ENTRIES SHOWN.

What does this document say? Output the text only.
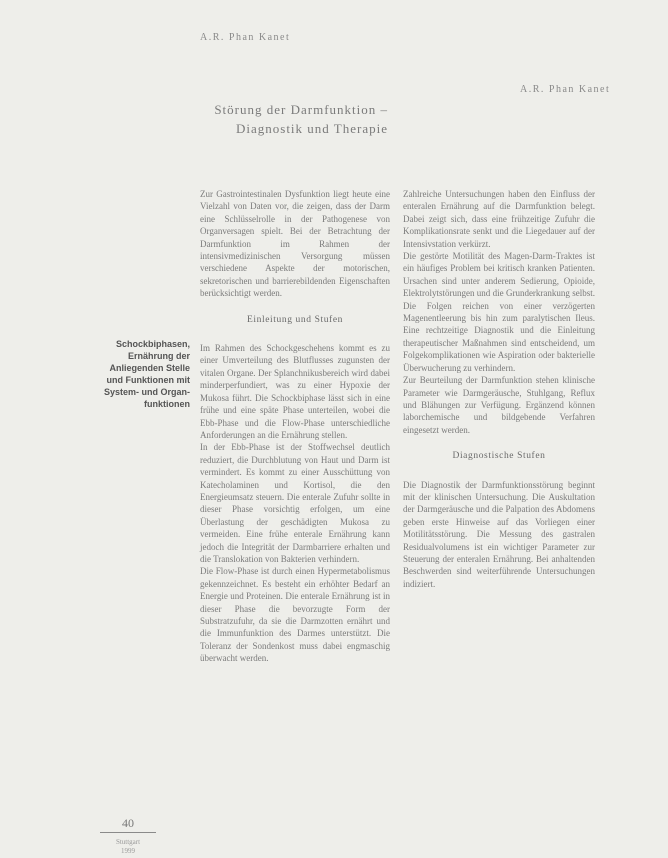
A.R. Phan Kanet
A.R. Phan Kanet
Störung der Darmfunktion –
Diagnostik und Therapie
Schockbiphasen, Ernährung der Anliegenden Stelle und Funktionen mit System- und Organfunktionen

Zur Gastrointestinalen Dysfunktion liegt heute eine Vielzahl von Daten vor, die zeigen, dass der Darm eine Schlüsselrolle in der Pathogenese von Organversagen spielt. Bei der Betrachtung der Darmfunktion im Rahmen der intensivmedizinischen Versorgung müssen verschiedene Aspekte der motorischen, sekretorischen und barrierebildenden Eigenschaften berücksichtigt werden.

Einleitung und Stufen

Im Rahmen des Schockgeschehens kommt es zu einer Umverteilung des Blutflusses zugunsten der vitalen Organe. Der Splanchnikusbereich wird dabei minderperfundiert, was zu einer Hypoxie der Mukosa führt. Die Schockbiphase lässt sich in eine frühe und eine späte Phase unterteilen, wobei die Ebb-Phase und die Flow-Phase unterschiedliche Anforderungen an die Ernährung stellen.

In der Ebb-Phase ist der Stoffwechsel deutlich reduziert, die Durchblutung von Haut und Darm ist vermindert. Es kommt zu einer Ausschüttung von Katecholaminen und Kortisol, die den Energieumsatz steuern. Die enterale Zufuhr sollte in dieser Phase vorsichtig erfolgen, um eine Überlastung der geschädigten Mukosa zu vermeiden. Eine frühe enterale Ernährung kann jedoch die Integrität der Darmbarriere erhalten und die Translokation von Bakterien verhindern.

Die Flow-Phase ist durch einen Hypermetabolismus gekennzeichnet. Es besteht ein erhöhter Bedarf an Energie und Proteinen. Die enterale Ernährung ist in dieser Phase die bevorzugte Form der Substratzufuhr, da sie die Darmzotten ernährt und die Immunfunktion des Darmes unterstützt. Die Toleranz der Sondenkost muss dabei engmaschig überwacht werden.

Zahlreiche Untersuchungen haben den Einfluss der enteralen Ernährung auf die Darmfunktion belegt. Dabei zeigt sich, dass eine frühzeitige Zufuhr die Komplikationsrate senkt und die Liegedauer auf der Intensivstation verkürzt.

Die gestörte Motilität des Magen-Darm-Traktes ist ein häufiges Problem bei kritisch kranken Patienten. Ursachen sind unter anderem Sedierung, Opioide, Elektrolytstörungen und die Grunderkrankung selbst. Die Folgen reichen von einer verzögerten Magenentleerung bis hin zum paralytischen Ileus. Eine rechtzeitige Diagnostik und die Einleitung therapeutischer Maßnahmen sind entscheidend, um Folgekomplikationen wie Aspiration oder bakterielle Überwucherung zu verhindern.

Zur Beurteilung der Darmfunktion stehen klinische Parameter wie Darmgeräusche, Stuhlgang, Reflux und Blähungen zur Verfügung. Ergänzend können laborchemische und bildgebende Verfahren eingesetzt werden.

Diagnostische Stufen

Die Diagnostik der Darmfunktionsstörung beginnt mit der klinischen Untersuchung. Die Auskultation der Darmgeräusche und die Palpation des Abdomens geben erste Hinweise auf das Vorliegen einer Motilitätsstörung. Die Messung des gastralen Residualvolumens ist ein wichtiger Parameter zur Steuerung der enteralen Ernährung. Bei anhaltenden Beschwerden sind weiterführende Untersuchungen indiziert.

40
Stuttgart
1999
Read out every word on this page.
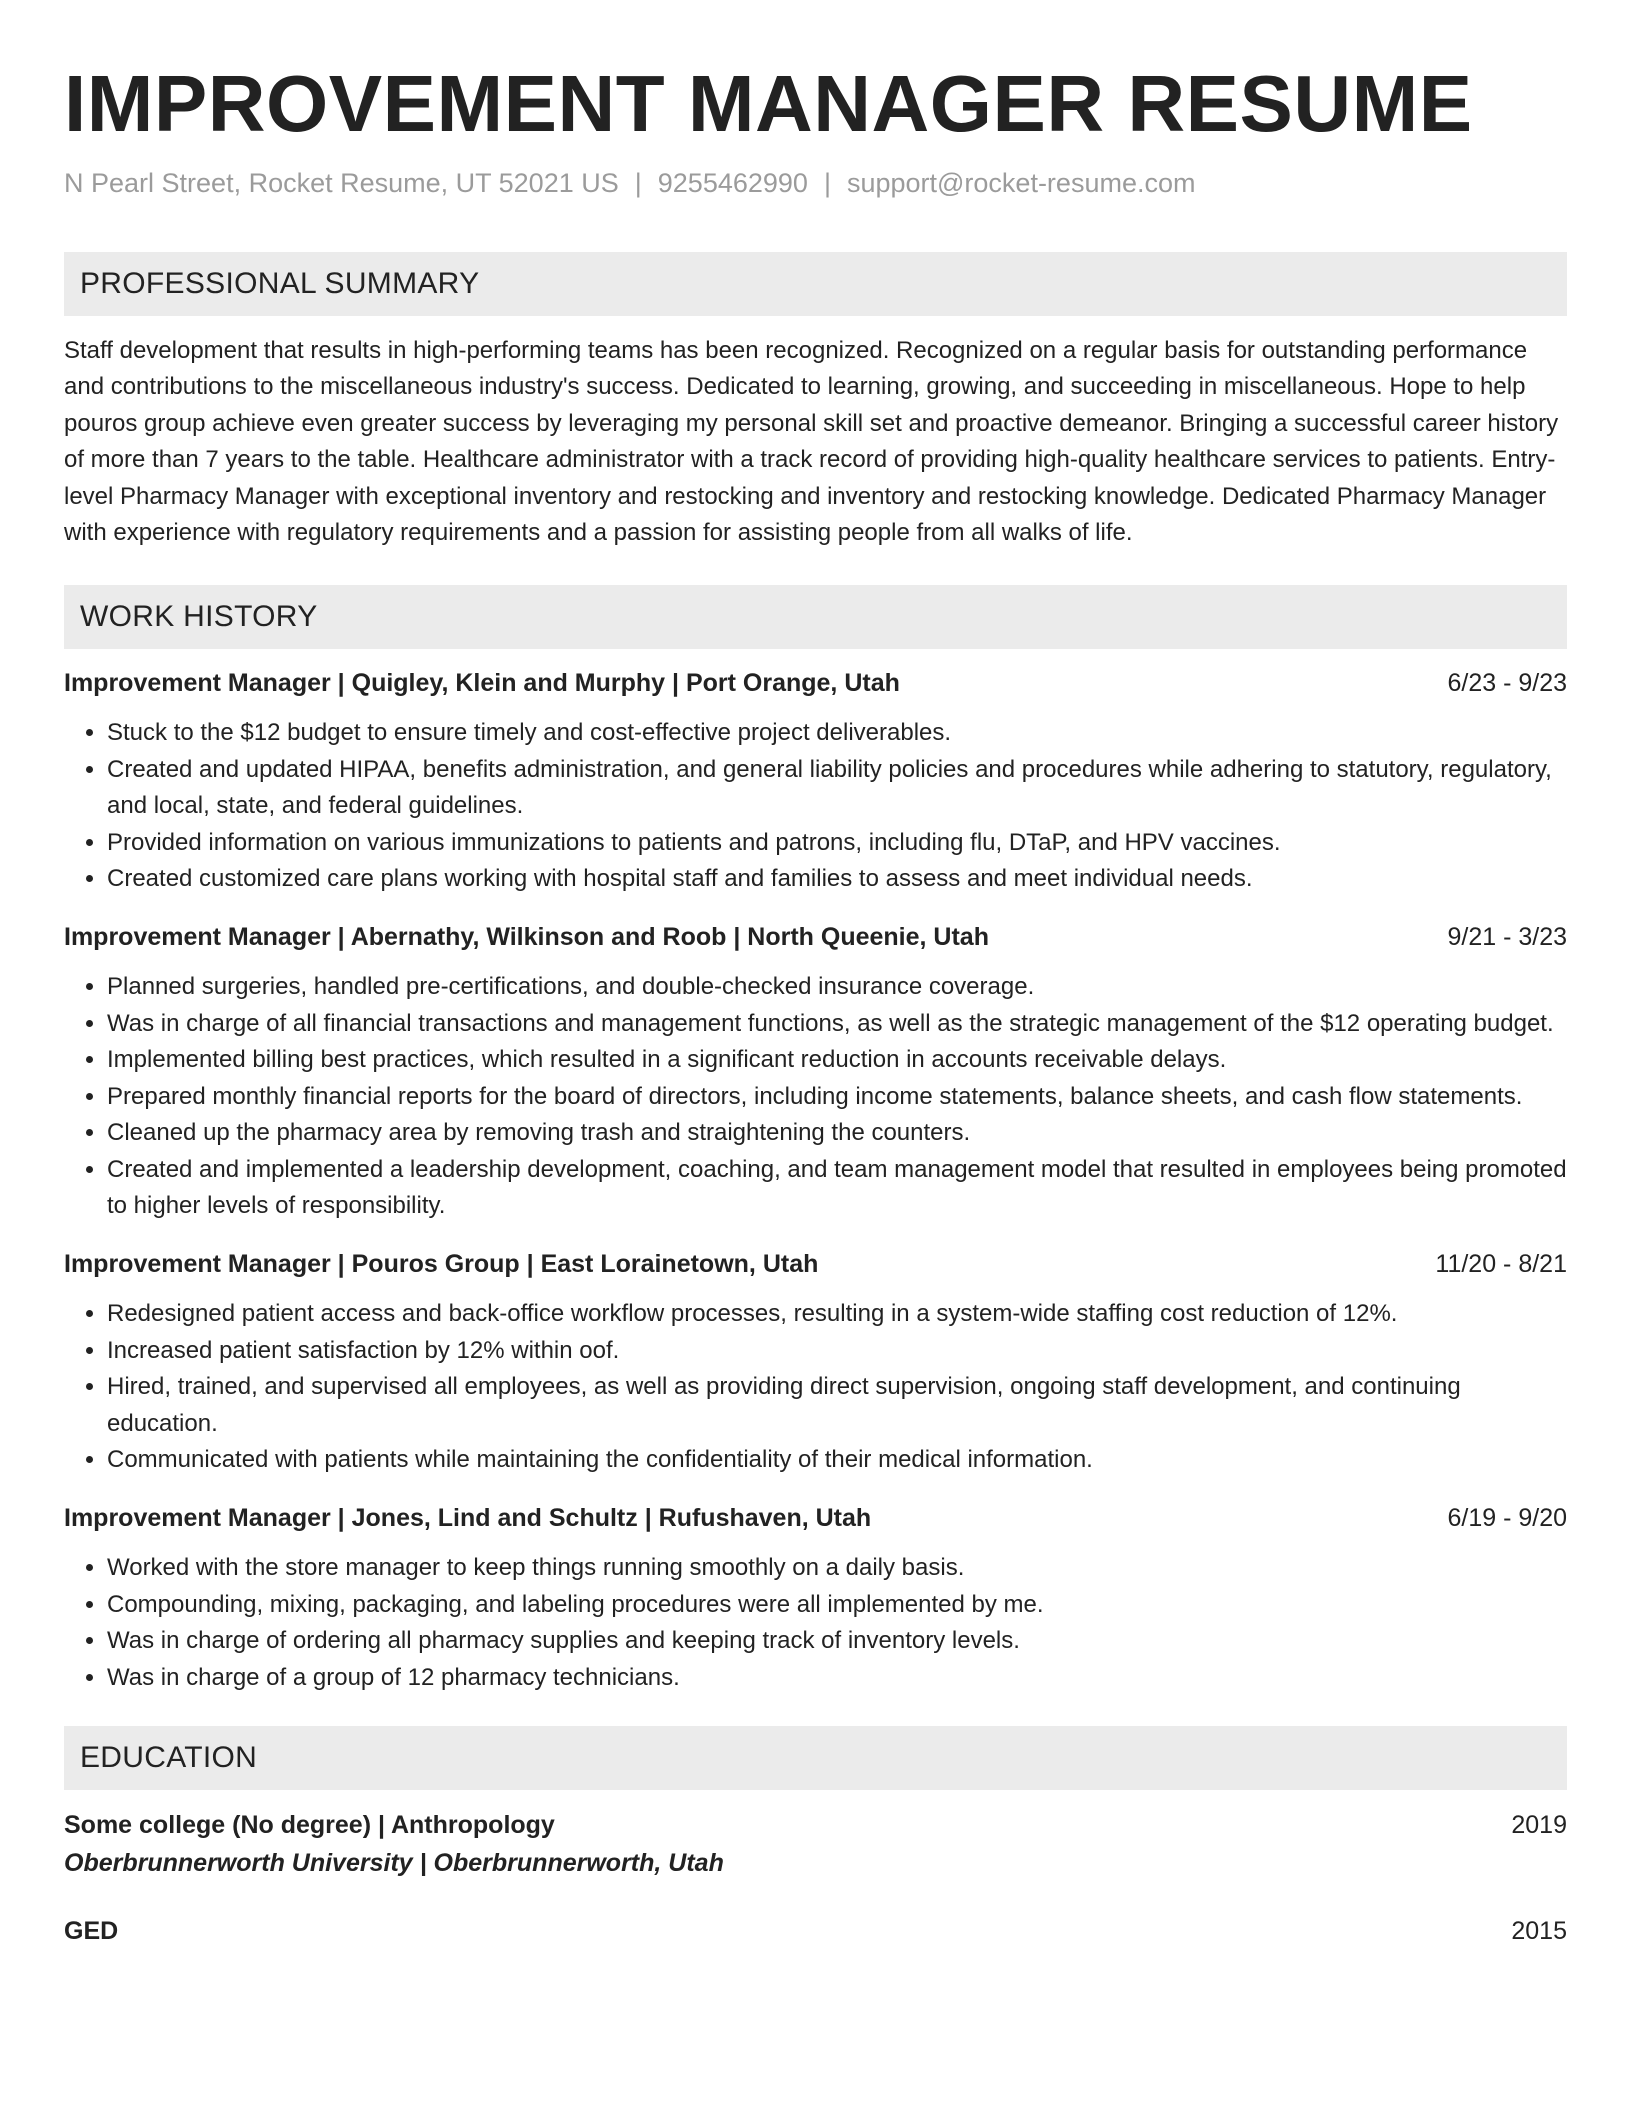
IMPROVEMENT MANAGER RESUME
N Pearl Street, Rocket Resume, UT 52021 US | 9255462990 | support@rocket-resume.com
PROFESSIONAL SUMMARY
Staff development that results in high-performing teams has been recognized. Recognized on a regular basis for outstanding performance and contributions to the miscellaneous industry's success. Dedicated to learning, growing, and succeeding in miscellaneous. Hope to help pouros group achieve even greater success by leveraging my personal skill set and proactive demeanor. Bringing a successful career history of more than 7 years to the table. Healthcare administrator with a track record of providing high-quality healthcare services to patients. Entry-level Pharmacy Manager with exceptional inventory and restocking and inventory and restocking knowledge. Dedicated Pharmacy Manager with experience with regulatory requirements and a passion for assisting people from all walks of life.
WORK HISTORY
Improvement Manager | Quigley, Klein and Murphy | Port Orange, Utah	6/23 - 9/23
• Stuck to the $12 budget to ensure timely and cost-effective project deliverables.
• Created and updated HIPAA, benefits administration, and general liability policies and procedures while adhering to statutory, regulatory, and local, state, and federal guidelines.
• Provided information on various immunizations to patients and patrons, including flu, DTaP, and HPV vaccines.
• Created customized care plans working with hospital staff and families to assess and meet individual needs.
Improvement Manager | Abernathy, Wilkinson and Roob | North Queenie, Utah	9/21 - 3/23
• Planned surgeries, handled pre-certifications, and double-checked insurance coverage.
• Was in charge of all financial transactions and management functions, as well as the strategic management of the $12 operating budget.
• Implemented billing best practices, which resulted in a significant reduction in accounts receivable delays.
• Prepared monthly financial reports for the board of directors, including income statements, balance sheets, and cash flow statements.
• Cleaned up the pharmacy area by removing trash and straightening the counters.
• Created and implemented a leadership development, coaching, and team management model that resulted in employees being promoted to higher levels of responsibility.
Improvement Manager | Pouros Group | East Lorainetown, Utah	11/20 - 8/21
• Redesigned patient access and back-office workflow processes, resulting in a system-wide staffing cost reduction of 12%.
• Increased patient satisfaction by 12% within oof.
• Hired, trained, and supervised all employees, as well as providing direct supervision, ongoing staff development, and continuing education.
• Communicated with patients while maintaining the confidentiality of their medical information.
Improvement Manager | Jones, Lind and Schultz | Rufushaven, Utah	6/19 - 9/20
• Worked with the store manager to keep things running smoothly on a daily basis.
• Compounding, mixing, packaging, and labeling procedures were all implemented by me.
• Was in charge of ordering all pharmacy supplies and keeping track of inventory levels.
• Was in charge of a group of 12 pharmacy technicians.
EDUCATION
Some college (No degree) | Anthropology	2019
Oberbrunnerworth University | Oberbrunnerworth, Utah
GED	2015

TASK PROMPT. Wherever "information" appears in a line of the entries, copy that line.

RESPONSE TO THE EXERCISE.
• Provided information on various immunizations to patients and patrons, including flu, DTaP, and HPV vaccines.
• Communicated with patients while maintaining the confidentiality of their medical information.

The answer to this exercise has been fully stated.